(Task description):
Skip the pictures. Repeat everything else in the records word for word.

(Data entries for graphics)
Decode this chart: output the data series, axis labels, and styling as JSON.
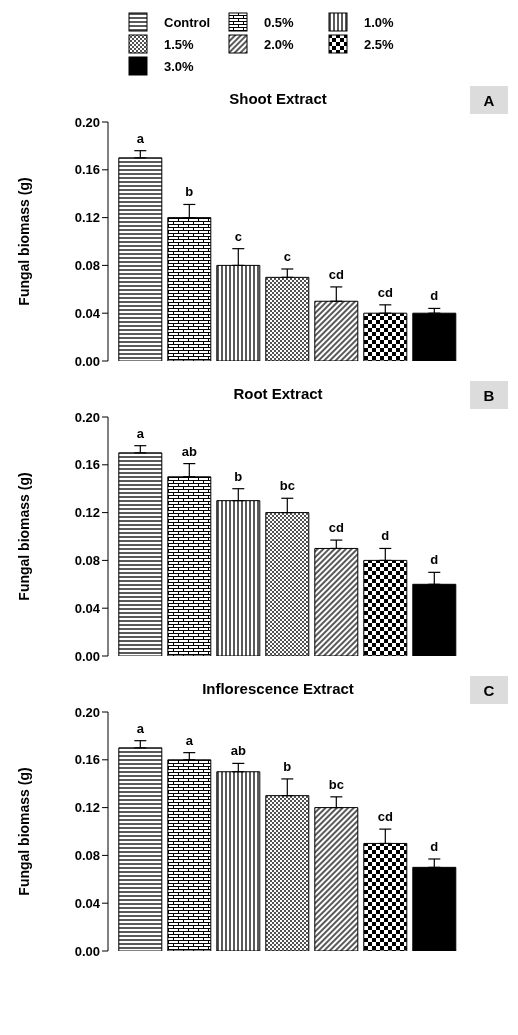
{
  "chart_data": [
    {
      "type": "bar",
      "title": "Shoot Extract",
      "ylabel": "Fungal biomass (g)",
      "annotations": [
        "A"
      ],
      "legend": "top",
      "categories": [
        null
      ],
      "ylim": [
        0,
        0.2
      ],
      "yticks": [
        {
          "value": 0,
          "label": "0.00"
        },
        {
          "value": 0.04,
          "label": "0.04"
        },
        {
          "value": 0.08,
          "label": "0.08"
        },
        {
          "value": 0.12,
          "label": "0.12"
        },
        {
          "value": 0.16,
          "label": "0.16"
        },
        {
          "value": 0.2,
          "label": "0.20"
        }
      ],
      "series": [
        {
          "name": "Control",
          "color": "#000000",
          "values": [
            0.17
          ],
          "errors": [
            [
              0.17,
              0.176
            ]
          ],
          "value_labels": [
            "a"
          ]
        },
        {
          "name": "0.5%",
          "color": "#000000",
          "values": [
            0.12
          ],
          "errors": [
            [
              0.12,
              0.131
            ]
          ],
          "value_labels": [
            "b"
          ]
        },
        {
          "name": "1.0%",
          "color": "#000000",
          "values": [
            0.08
          ],
          "errors": [
            [
              0.08,
              0.094
            ]
          ],
          "value_labels": [
            "c"
          ]
        },
        {
          "name": "1.5%",
          "color": "#000000",
          "values": [
            0.07
          ],
          "errors": [
            [
              0.07,
              0.077
            ]
          ],
          "value_labels": [
            "c"
          ]
        },
        {
          "name": "2.0%",
          "color": "#000000",
          "values": [
            0.05
          ],
          "errors": [
            [
              0.05,
              0.062
            ]
          ],
          "value_labels": [
            "cd"
          ]
        },
        {
          "name": "2.5%",
          "color": "#000000",
          "values": [
            0.04
          ],
          "errors": [
            [
              0.04,
              0.047
            ]
          ],
          "value_labels": [
            "cd"
          ]
        },
        {
          "name": "3.0%",
          "color": "#000000",
          "values": [
            0.04
          ],
          "errors": [
            [
              0.04,
              0.044
            ]
          ],
          "value_labels": [
            "d"
          ]
        }
      ]
    },
    {
      "type": "bar",
      "title": "Root Extract",
      "ylabel": "Fungal biomass (g)",
      "annotations": [
        "B"
      ],
      "categories": [
        null
      ],
      "ylim": [
        0,
        0.2
      ],
      "yticks": [
        {
          "value": 0,
          "label": "0.00"
        },
        {
          "value": 0.04,
          "label": "0.04"
        },
        {
          "value": 0.08,
          "label": "0.08"
        },
        {
          "value": 0.12,
          "label": "0.12"
        },
        {
          "value": 0.16,
          "label": "0.16"
        },
        {
          "value": 0.2,
          "label": "0.20"
        }
      ],
      "series": [
        {
          "color": "#000000",
          "values": [
            0.17
          ],
          "errors": [
            [
              0.17,
              0.176
            ]
          ],
          "value_labels": [
            "a"
          ]
        },
        {
          "color": "#000000",
          "values": [
            0.15
          ],
          "errors": [
            [
              0.15,
              0.161
            ]
          ],
          "value_labels": [
            "ab"
          ]
        },
        {
          "color": "#000000",
          "values": [
            0.13
          ],
          "errors": [
            [
              0.13,
              0.14
            ]
          ],
          "value_labels": [
            "b"
          ]
        },
        {
          "color": "#000000",
          "values": [
            0.12
          ],
          "errors": [
            [
              0.12,
              0.132
            ]
          ],
          "value_labels": [
            "bc"
          ]
        },
        {
          "color": "#000000",
          "values": [
            0.09
          ],
          "errors": [
            [
              0.09,
              0.097
            ]
          ],
          "value_labels": [
            "cd"
          ]
        },
        {
          "color": "#000000",
          "values": [
            0.08
          ],
          "errors": [
            [
              0.08,
              0.09
            ]
          ],
          "value_labels": [
            "d"
          ]
        },
        {
          "color": "#000000",
          "values": [
            0.06
          ],
          "errors": [
            [
              0.06,
              0.07
            ]
          ],
          "value_labels": [
            "d"
          ]
        }
      ]
    },
    {
      "type": "bar",
      "title": "Inflorescence Extract",
      "ylabel": "Fungal biomass (g)",
      "annotations": [
        "C"
      ],
      "categories": [
        null
      ],
      "ylim": [
        0,
        0.2
      ],
      "yticks": [
        {
          "value": 0,
          "label": "0.00"
        },
        {
          "value": 0.04,
          "label": "0.04"
        },
        {
          "value": 0.08,
          "label": "0.08"
        },
        {
          "value": 0.12,
          "label": "0.12"
        },
        {
          "value": 0.16,
          "label": "0.16"
        },
        {
          "value": 0.2,
          "label": "0.20"
        }
      ],
      "series": [
        {
          "color": "#000000",
          "values": [
            0.17
          ],
          "errors": [
            [
              0.17,
              0.176
            ]
          ],
          "value_labels": [
            "a"
          ]
        },
        {
          "color": "#000000",
          "values": [
            0.16
          ],
          "errors": [
            [
              0.16,
              0.166
            ]
          ],
          "value_labels": [
            "a"
          ]
        },
        {
          "color": "#000000",
          "values": [
            0.15
          ],
          "errors": [
            [
              0.15,
              0.157
            ]
          ],
          "value_labels": [
            "ab"
          ]
        },
        {
          "color": "#000000",
          "values": [
            0.13
          ],
          "errors": [
            [
              0.13,
              0.144
            ]
          ],
          "value_labels": [
            "b"
          ]
        },
        {
          "color": "#000000",
          "values": [
            0.12
          ],
          "errors": [
            [
              0.12,
              0.129
            ]
          ],
          "value_labels": [
            "bc"
          ]
        },
        {
          "color": "#000000",
          "values": [
            0.09
          ],
          "errors": [
            [
              0.09,
              0.102
            ]
          ],
          "value_labels": [
            "cd"
          ]
        },
        {
          "color": "#000000",
          "values": [
            0.07
          ],
          "errors": [
            [
              0.07,
              0.077
            ]
          ],
          "value_labels": [
            "d"
          ]
        }
      ]
    }
  ]
}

(Output):
Decode this chart: output the data series, axis labels, and styling as JSON.
{
  "chart_data": [
    {
      "type": "bar",
      "title": "Shoot Extract",
      "ylabel": "Fungal biomass (g)",
      "annotations": [
        "A"
      ],
      "legend": "top",
      "categories": [
        null
      ],
      "ylim": [
        0,
        0.2
      ],
      "yticks": [
        {
          "value": 0,
          "label": "0.00"
        },
        {
          "value": 0.04,
          "label": "0.04"
        },
        {
          "value": 0.08,
          "label": "0.08"
        },
        {
          "value": 0.12,
          "label": "0.12"
        },
        {
          "value": 0.16,
          "label": "0.16"
        },
        {
          "value": 0.2,
          "label": "0.20"
        }
      ],
      "series": [
        {
          "name": "Control",
          "color": "#000000",
          "values": [
            0.17
          ],
          "errors": [
            [
              0.17,
              0.176
            ]
          ],
          "value_labels": [
            "a"
          ]
        },
        {
          "name": "0.5%",
          "color": "#000000",
          "values": [
            0.12
          ],
          "errors": [
            [
              0.12,
              0.131
            ]
          ],
          "value_labels": [
            "b"
          ]
        },
        {
          "name": "1.0%",
          "color": "#000000",
          "values": [
            0.08
          ],
          "errors": [
            [
              0.08,
              0.094
            ]
          ],
          "value_labels": [
            "c"
          ]
        },
        {
          "name": "1.5%",
          "color": "#000000",
          "values": [
            0.07
          ],
          "errors": [
            [
              0.07,
              0.077
            ]
          ],
          "value_labels": [
            "c"
          ]
        },
        {
          "name": "2.0%",
          "color": "#000000",
          "values": [
            0.05
          ],
          "errors": [
            [
              0.05,
              0.062
            ]
          ],
          "value_labels": [
            "cd"
          ]
        },
        {
          "name": "2.5%",
          "color": "#000000",
          "values": [
            0.04
          ],
          "errors": [
            [
              0.04,
              0.047
            ]
          ],
          "value_labels": [
            "cd"
          ]
        },
        {
          "name": "3.0%",
          "color": "#000000",
          "values": [
            0.04
          ],
          "errors": [
            [
              0.04,
              0.044
            ]
          ],
          "value_labels": [
            "d"
          ]
        }
      ]
    },
    {
      "type": "bar",
      "title": "Root Extract",
      "ylabel": "Fungal biomass (g)",
      "annotations": [
        "B"
      ],
      "categories": [
        null
      ],
      "ylim": [
        0,
        0.2
      ],
      "yticks": [
        {
          "value": 0,
          "label": "0.00"
        },
        {
          "value": 0.04,
          "label": "0.04"
        },
        {
          "value": 0.08,
          "label": "0.08"
        },
        {
          "value": 0.12,
          "label": "0.12"
        },
        {
          "value": 0.16,
          "label": "0.16"
        },
        {
          "value": 0.2,
          "label": "0.20"
        }
      ],
      "series": [
        {
          "color": "#000000",
          "values": [
            0.17
          ],
          "errors": [
            [
              0.17,
              0.176
            ]
          ],
          "value_labels": [
            "a"
          ]
        },
        {
          "color": "#000000",
          "values": [
            0.15
          ],
          "errors": [
            [
              0.15,
              0.161
            ]
          ],
          "value_labels": [
            "ab"
          ]
        },
        {
          "color": "#000000",
          "values": [
            0.13
          ],
          "errors": [
            [
              0.13,
              0.14
            ]
          ],
          "value_labels": [
            "b"
          ]
        },
        {
          "color": "#000000",
          "values": [
            0.12
          ],
          "errors": [
            [
              0.12,
              0.132
            ]
          ],
          "value_labels": [
            "bc"
          ]
        },
        {
          "color": "#000000",
          "values": [
            0.09
          ],
          "errors": [
            [
              0.09,
              0.097
            ]
          ],
          "value_labels": [
            "cd"
          ]
        },
        {
          "color": "#000000",
          "values": [
            0.08
          ],
          "errors": [
            [
              0.08,
              0.09
            ]
          ],
          "value_labels": [
            "d"
          ]
        },
        {
          "color": "#000000",
          "values": [
            0.06
          ],
          "errors": [
            [
              0.06,
              0.07
            ]
          ],
          "value_labels": [
            "d"
          ]
        }
      ]
    },
    {
      "type": "bar",
      "title": "Inflorescence Extract",
      "ylabel": "Fungal biomass (g)",
      "annotations": [
        "C"
      ],
      "categories": [
        null
      ],
      "ylim": [
        0,
        0.2
      ],
      "yticks": [
        {
          "value": 0,
          "label": "0.00"
        },
        {
          "value": 0.04,
          "label": "0.04"
        },
        {
          "value": 0.08,
          "label": "0.08"
        },
        {
          "value": 0.12,
          "label": "0.12"
        },
        {
          "value": 0.16,
          "label": "0.16"
        },
        {
          "value": 0.2,
          "label": "0.20"
        }
      ],
      "series": [
        {
          "color": "#000000",
          "values": [
            0.17
          ],
          "errors": [
            [
              0.17,
              0.176
            ]
          ],
          "value_labels": [
            "a"
          ]
        },
        {
          "color": "#000000",
          "values": [
            0.16
          ],
          "errors": [
            [
              0.16,
              0.166
            ]
          ],
          "value_labels": [
            "a"
          ]
        },
        {
          "color": "#000000",
          "values": [
            0.15
          ],
          "errors": [
            [
              0.15,
              0.157
            ]
          ],
          "value_labels": [
            "ab"
          ]
        },
        {
          "color": "#000000",
          "values": [
            0.13
          ],
          "errors": [
            [
              0.13,
              0.144
            ]
          ],
          "value_labels": [
            "b"
          ]
        },
        {
          "color": "#000000",
          "values": [
            0.12
          ],
          "errors": [
            [
              0.12,
              0.129
            ]
          ],
          "value_labels": [
            "bc"
          ]
        },
        {
          "color": "#000000",
          "values": [
            0.09
          ],
          "errors": [
            [
              0.09,
              0.102
            ]
          ],
          "value_labels": [
            "cd"
          ]
        },
        {
          "color": "#000000",
          "values": [
            0.07
          ],
          "errors": [
            [
              0.07,
              0.077
            ]
          ],
          "value_labels": [
            "d"
          ]
        }
      ]
    }
  ]
}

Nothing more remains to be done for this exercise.